Records for this exercise:

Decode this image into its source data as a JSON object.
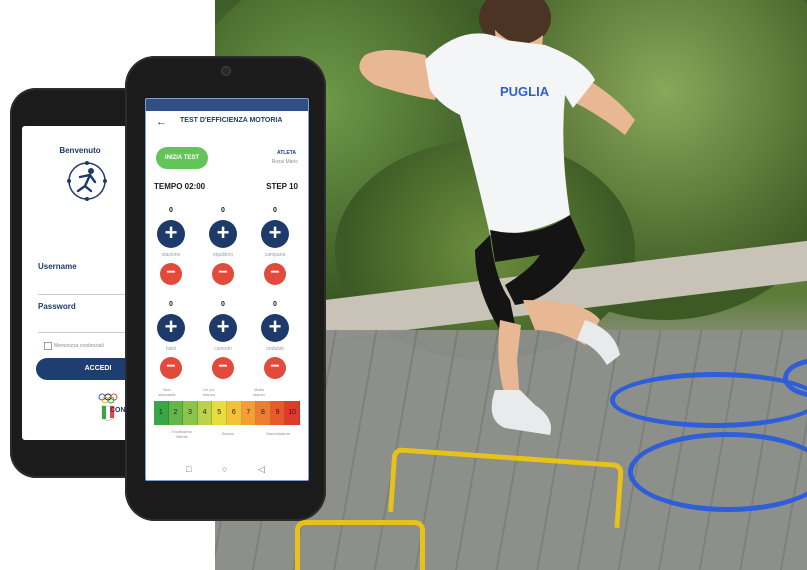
{
  "login_screen": {
    "welcome": "Benvenuto",
    "username_label": "Username",
    "password_label": "Password",
    "remember_label": "Memorizza credenziali",
    "login_button": "ACCEDI",
    "coni_label": "CONI"
  },
  "test_screen": {
    "header_title": "TEST D'EFFICIENZA MOTORIA",
    "start_button": "INIZIA TEST",
    "athlete_label": "ATLETA",
    "athlete_name": "Rossi Mario",
    "timer": "TEMPO 02:00",
    "step": "STEP 10",
    "stations": [
      {
        "count": "0",
        "name": "stazione"
      },
      {
        "count": "0",
        "name": "equilibrio"
      },
      {
        "count": "0",
        "name": "campana"
      },
      {
        "count": "0",
        "name": "balzi"
      },
      {
        "count": "0",
        "name": "canestri"
      },
      {
        "count": "0",
        "name": "ondulati"
      }
    ],
    "plus_symbol": "+",
    "minus_symbol": "−",
    "scale_top": [
      "Non stancante",
      "Un po' stanco",
      "Molto stanco"
    ],
    "scale_values": [
      "1",
      "2",
      "3",
      "4",
      "5",
      "6",
      "7",
      "8",
      "9",
      "10"
    ],
    "scale_colors": [
      "#3aa547",
      "#63b74a",
      "#8cc34a",
      "#bdd248",
      "#e9dd3e",
      "#f4c238",
      "#f2a033",
      "#ee7d2f",
      "#e85a2b",
      "#df3b2a"
    ],
    "scale_bottom": [
      "Facilissimo Niente",
      "Stanco",
      "Stanchissimo"
    ]
  },
  "photo": {
    "shirt_text": "PUGLIA"
  },
  "colors": {
    "navy": "#1e3a6b",
    "green_button": "#63c45a",
    "minus_red": "#e24b3b"
  }
}
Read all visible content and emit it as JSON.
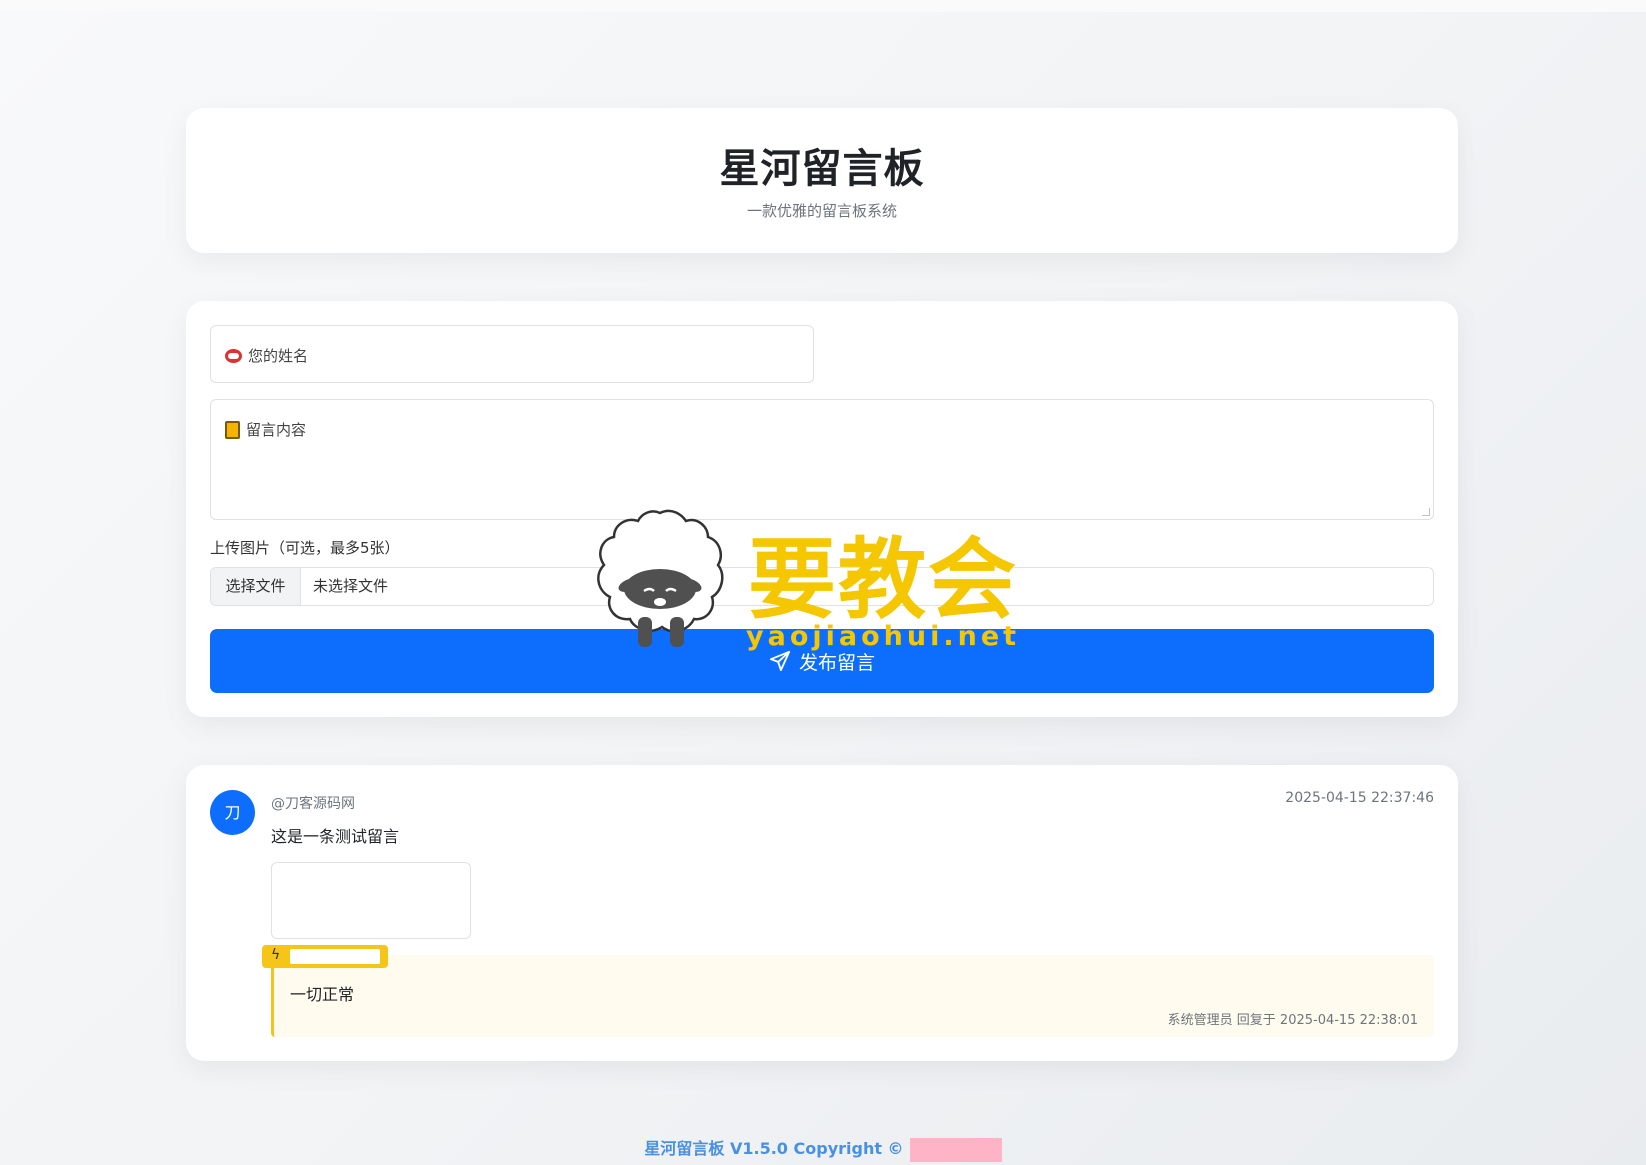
{
  "header": {
    "title": "星河留言板",
    "subtitle": "一款优雅的留言板系统"
  },
  "form": {
    "name_placeholder": "您的姓名",
    "content_placeholder": "留言内容",
    "upload_label": "上传图片（可选，最多5张）",
    "file_button": "选择文件",
    "file_status": "未选择文件",
    "submit_label": "发布留言",
    "name_icon": "face-mouth-icon",
    "content_icon": "notebook-icon",
    "submit_icon": "send-icon"
  },
  "messages": [
    {
      "avatar_char": "刀",
      "author": "@刀客源码网",
      "time": "2025-04-15 22:37:46",
      "text": "这是一条测试留言",
      "reply": {
        "text": "一切正常",
        "meta": "系统管理员 回复于 2025-04-15 22:38:01"
      }
    }
  ],
  "watermark": {
    "brand": "要教会",
    "url": "yaojiaohui.net"
  },
  "footer": {
    "text": "星河留言板 V1.5.0 Copyright ©"
  },
  "colors": {
    "primary": "#0d6efd",
    "reply_accent": "#f5c518",
    "watermark": "#f5c700"
  }
}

Brief:
Leave out the pictures and restate everything else word for word.

Solution to the problem:
Decode this image into its source data as a JSON object.
{
  "login_screen": {
    "welcome": "Benvenuto",
    "username_label": "Username",
    "password_label": "Password",
    "remember_label": "Memorizza credenziali",
    "login_button": "ACCEDI",
    "coni_label": "CONI"
  },
  "test_screen": {
    "header_title": "TEST D'EFFICIENZA MOTORIA",
    "start_button": "INIZIA TEST",
    "athlete_label": "ATLETA",
    "athlete_name": "Rossi Mario",
    "timer": "TEMPO 02:00",
    "step": "STEP 10",
    "stations": [
      {
        "count": "0",
        "name": "stazione"
      },
      {
        "count": "0",
        "name": "equilibrio"
      },
      {
        "count": "0",
        "name": "campana"
      },
      {
        "count": "0",
        "name": "balzi"
      },
      {
        "count": "0",
        "name": "canestri"
      },
      {
        "count": "0",
        "name": "ondulati"
      }
    ],
    "plus_symbol": "+",
    "minus_symbol": "−",
    "scale_top": [
      "Non stancante",
      "Un po' stanco",
      "Molto stanco"
    ],
    "scale_values": [
      "1",
      "2",
      "3",
      "4",
      "5",
      "6",
      "7",
      "8",
      "9",
      "10"
    ],
    "scale_colors": [
      "#3aa547",
      "#63b74a",
      "#8cc34a",
      "#bdd248",
      "#e9dd3e",
      "#f4c238",
      "#f2a033",
      "#ee7d2f",
      "#e85a2b",
      "#df3b2a"
    ],
    "scale_bottom": [
      "Facilissimo Niente",
      "Stanco",
      "Stanchissimo"
    ]
  },
  "photo": {
    "shirt_text": "PUGLIA"
  },
  "colors": {
    "navy": "#1e3a6b",
    "green_button": "#63c45a",
    "minus_red": "#e24b3b"
  }
}
Read all visible content and emit it as JSON.
{
  "header": {
    "title": "星河留言板",
    "subtitle": "一款优雅的留言板系统"
  },
  "form": {
    "name_placeholder": "您的姓名",
    "content_placeholder": "留言内容",
    "upload_label": "上传图片（可选，最多5张）",
    "file_button": "选择文件",
    "file_status": "未选择文件",
    "submit_label": "发布留言",
    "name_icon": "face-mouth-icon",
    "content_icon": "notebook-icon",
    "submit_icon": "send-icon"
  },
  "messages": [
    {
      "avatar_char": "刀",
      "author": "@刀客源码网",
      "time": "2025-04-15 22:37:46",
      "text": "这是一条测试留言",
      "reply": {
        "text": "一切正常",
        "meta": "系统管理员 回复于 2025-04-15 22:38:01"
      }
    }
  ],
  "watermark": {
    "brand": "要教会",
    "url": "yaojiaohui.net"
  },
  "footer": {
    "text": "星河留言板 V1.5.0 Copyright ©"
  },
  "colors": {
    "primary": "#0d6efd",
    "reply_accent": "#f5c518",
    "watermark": "#f5c700"
  }
}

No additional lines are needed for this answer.